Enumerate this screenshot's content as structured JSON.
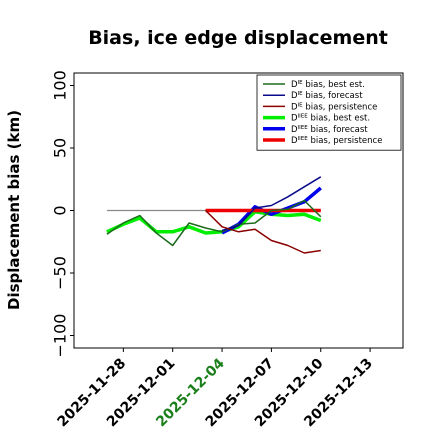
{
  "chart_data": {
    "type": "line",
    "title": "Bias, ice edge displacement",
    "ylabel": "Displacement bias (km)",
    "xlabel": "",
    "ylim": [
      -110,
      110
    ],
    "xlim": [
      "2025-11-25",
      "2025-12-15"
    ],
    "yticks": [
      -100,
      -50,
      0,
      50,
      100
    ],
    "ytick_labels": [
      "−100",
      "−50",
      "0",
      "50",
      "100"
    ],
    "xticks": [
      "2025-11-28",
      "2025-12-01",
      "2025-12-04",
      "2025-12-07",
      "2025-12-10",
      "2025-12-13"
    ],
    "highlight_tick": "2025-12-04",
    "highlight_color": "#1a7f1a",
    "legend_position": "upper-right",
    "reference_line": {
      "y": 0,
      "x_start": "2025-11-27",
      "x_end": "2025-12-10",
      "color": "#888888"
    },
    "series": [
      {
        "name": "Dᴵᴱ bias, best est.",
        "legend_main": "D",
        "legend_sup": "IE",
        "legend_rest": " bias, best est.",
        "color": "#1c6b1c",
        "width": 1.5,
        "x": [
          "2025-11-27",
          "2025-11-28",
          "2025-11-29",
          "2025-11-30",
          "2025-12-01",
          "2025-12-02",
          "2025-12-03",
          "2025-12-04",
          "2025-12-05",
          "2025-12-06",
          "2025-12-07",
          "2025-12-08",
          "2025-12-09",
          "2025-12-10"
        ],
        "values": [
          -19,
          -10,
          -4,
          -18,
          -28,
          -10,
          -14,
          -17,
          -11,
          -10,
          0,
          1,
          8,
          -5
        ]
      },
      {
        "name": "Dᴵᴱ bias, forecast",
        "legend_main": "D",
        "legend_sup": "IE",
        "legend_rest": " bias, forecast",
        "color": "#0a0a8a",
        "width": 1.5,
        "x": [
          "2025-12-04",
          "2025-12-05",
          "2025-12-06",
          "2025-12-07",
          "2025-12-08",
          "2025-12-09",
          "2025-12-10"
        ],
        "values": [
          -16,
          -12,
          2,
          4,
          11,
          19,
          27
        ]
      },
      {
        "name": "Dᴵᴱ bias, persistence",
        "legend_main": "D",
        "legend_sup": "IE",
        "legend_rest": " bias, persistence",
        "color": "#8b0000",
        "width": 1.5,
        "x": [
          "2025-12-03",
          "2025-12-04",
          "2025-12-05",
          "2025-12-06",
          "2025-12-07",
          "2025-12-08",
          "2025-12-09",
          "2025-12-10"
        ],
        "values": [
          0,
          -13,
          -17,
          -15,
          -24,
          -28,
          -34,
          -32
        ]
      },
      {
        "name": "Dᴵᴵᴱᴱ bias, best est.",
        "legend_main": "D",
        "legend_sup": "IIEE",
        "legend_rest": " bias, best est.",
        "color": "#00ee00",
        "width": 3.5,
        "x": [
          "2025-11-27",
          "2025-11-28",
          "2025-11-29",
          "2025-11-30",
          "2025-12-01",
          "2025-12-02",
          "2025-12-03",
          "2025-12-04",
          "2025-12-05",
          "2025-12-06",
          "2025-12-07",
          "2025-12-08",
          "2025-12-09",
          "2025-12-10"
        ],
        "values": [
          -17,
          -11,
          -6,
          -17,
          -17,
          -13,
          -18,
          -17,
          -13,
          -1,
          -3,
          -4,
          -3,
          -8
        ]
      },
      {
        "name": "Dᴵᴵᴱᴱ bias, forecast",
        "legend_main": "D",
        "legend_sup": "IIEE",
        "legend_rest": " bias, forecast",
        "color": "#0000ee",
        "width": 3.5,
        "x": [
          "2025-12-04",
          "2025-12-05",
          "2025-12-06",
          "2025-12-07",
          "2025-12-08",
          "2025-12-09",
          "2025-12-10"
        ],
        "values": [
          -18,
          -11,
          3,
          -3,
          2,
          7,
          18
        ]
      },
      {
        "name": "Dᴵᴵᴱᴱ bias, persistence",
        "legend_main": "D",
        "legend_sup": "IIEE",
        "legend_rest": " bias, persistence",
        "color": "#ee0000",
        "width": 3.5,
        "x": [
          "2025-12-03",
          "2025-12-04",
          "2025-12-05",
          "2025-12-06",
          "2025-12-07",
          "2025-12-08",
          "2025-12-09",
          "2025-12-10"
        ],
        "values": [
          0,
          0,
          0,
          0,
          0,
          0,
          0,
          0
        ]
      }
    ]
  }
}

* _To do_: Omit every image. Quote each record exactly.

* _Written answer_:
Enumerate this screenshot's content as structured JSON.
{
  "chart_data": {
    "type": "line",
    "title": "Bias, ice edge displacement",
    "ylabel": "Displacement bias (km)",
    "xlabel": "",
    "ylim": [
      -110,
      110
    ],
    "xlim": [
      "2025-11-25",
      "2025-12-15"
    ],
    "yticks": [
      -100,
      -50,
      0,
      50,
      100
    ],
    "ytick_labels": [
      "−100",
      "−50",
      "0",
      "50",
      "100"
    ],
    "xticks": [
      "2025-11-28",
      "2025-12-01",
      "2025-12-04",
      "2025-12-07",
      "2025-12-10",
      "2025-12-13"
    ],
    "highlight_tick": "2025-12-04",
    "highlight_color": "#1a7f1a",
    "legend_position": "upper-right",
    "reference_line": {
      "y": 0,
      "x_start": "2025-11-27",
      "x_end": "2025-12-10",
      "color": "#888888"
    },
    "series": [
      {
        "name": "Dᴵᴱ bias, best est.",
        "legend_main": "D",
        "legend_sup": "IE",
        "legend_rest": " bias, best est.",
        "color": "#1c6b1c",
        "width": 1.5,
        "x": [
          "2025-11-27",
          "2025-11-28",
          "2025-11-29",
          "2025-11-30",
          "2025-12-01",
          "2025-12-02",
          "2025-12-03",
          "2025-12-04",
          "2025-12-05",
          "2025-12-06",
          "2025-12-07",
          "2025-12-08",
          "2025-12-09",
          "2025-12-10"
        ],
        "values": [
          -19,
          -10,
          -4,
          -18,
          -28,
          -10,
          -14,
          -17,
          -11,
          -10,
          0,
          1,
          8,
          -5
        ]
      },
      {
        "name": "Dᴵᴱ bias, forecast",
        "legend_main": "D",
        "legend_sup": "IE",
        "legend_rest": " bias, forecast",
        "color": "#0a0a8a",
        "width": 1.5,
        "x": [
          "2025-12-04",
          "2025-12-05",
          "2025-12-06",
          "2025-12-07",
          "2025-12-08",
          "2025-12-09",
          "2025-12-10"
        ],
        "values": [
          -16,
          -12,
          2,
          4,
          11,
          19,
          27
        ]
      },
      {
        "name": "Dᴵᴱ bias, persistence",
        "legend_main": "D",
        "legend_sup": "IE",
        "legend_rest": " bias, persistence",
        "color": "#8b0000",
        "width": 1.5,
        "x": [
          "2025-12-03",
          "2025-12-04",
          "2025-12-05",
          "2025-12-06",
          "2025-12-07",
          "2025-12-08",
          "2025-12-09",
          "2025-12-10"
        ],
        "values": [
          0,
          -13,
          -17,
          -15,
          -24,
          -28,
          -34,
          -32
        ]
      },
      {
        "name": "Dᴵᴵᴱᴱ bias, best est.",
        "legend_main": "D",
        "legend_sup": "IIEE",
        "legend_rest": " bias, best est.",
        "color": "#00ee00",
        "width": 3.5,
        "x": [
          "2025-11-27",
          "2025-11-28",
          "2025-11-29",
          "2025-11-30",
          "2025-12-01",
          "2025-12-02",
          "2025-12-03",
          "2025-12-04",
          "2025-12-05",
          "2025-12-06",
          "2025-12-07",
          "2025-12-08",
          "2025-12-09",
          "2025-12-10"
        ],
        "values": [
          -17,
          -11,
          -6,
          -17,
          -17,
          -13,
          -18,
          -17,
          -13,
          -1,
          -3,
          -4,
          -3,
          -8
        ]
      },
      {
        "name": "Dᴵᴵᴱᴱ bias, forecast",
        "legend_main": "D",
        "legend_sup": "IIEE",
        "legend_rest": " bias, forecast",
        "color": "#0000ee",
        "width": 3.5,
        "x": [
          "2025-12-04",
          "2025-12-05",
          "2025-12-06",
          "2025-12-07",
          "2025-12-08",
          "2025-12-09",
          "2025-12-10"
        ],
        "values": [
          -18,
          -11,
          3,
          -3,
          2,
          7,
          18
        ]
      },
      {
        "name": "Dᴵᴵᴱᴱ bias, persistence",
        "legend_main": "D",
        "legend_sup": "IIEE",
        "legend_rest": " bias, persistence",
        "color": "#ee0000",
        "width": 3.5,
        "x": [
          "2025-12-03",
          "2025-12-04",
          "2025-12-05",
          "2025-12-06",
          "2025-12-07",
          "2025-12-08",
          "2025-12-09",
          "2025-12-10"
        ],
        "values": [
          0,
          0,
          0,
          0,
          0,
          0,
          0,
          0
        ]
      }
    ]
  }
}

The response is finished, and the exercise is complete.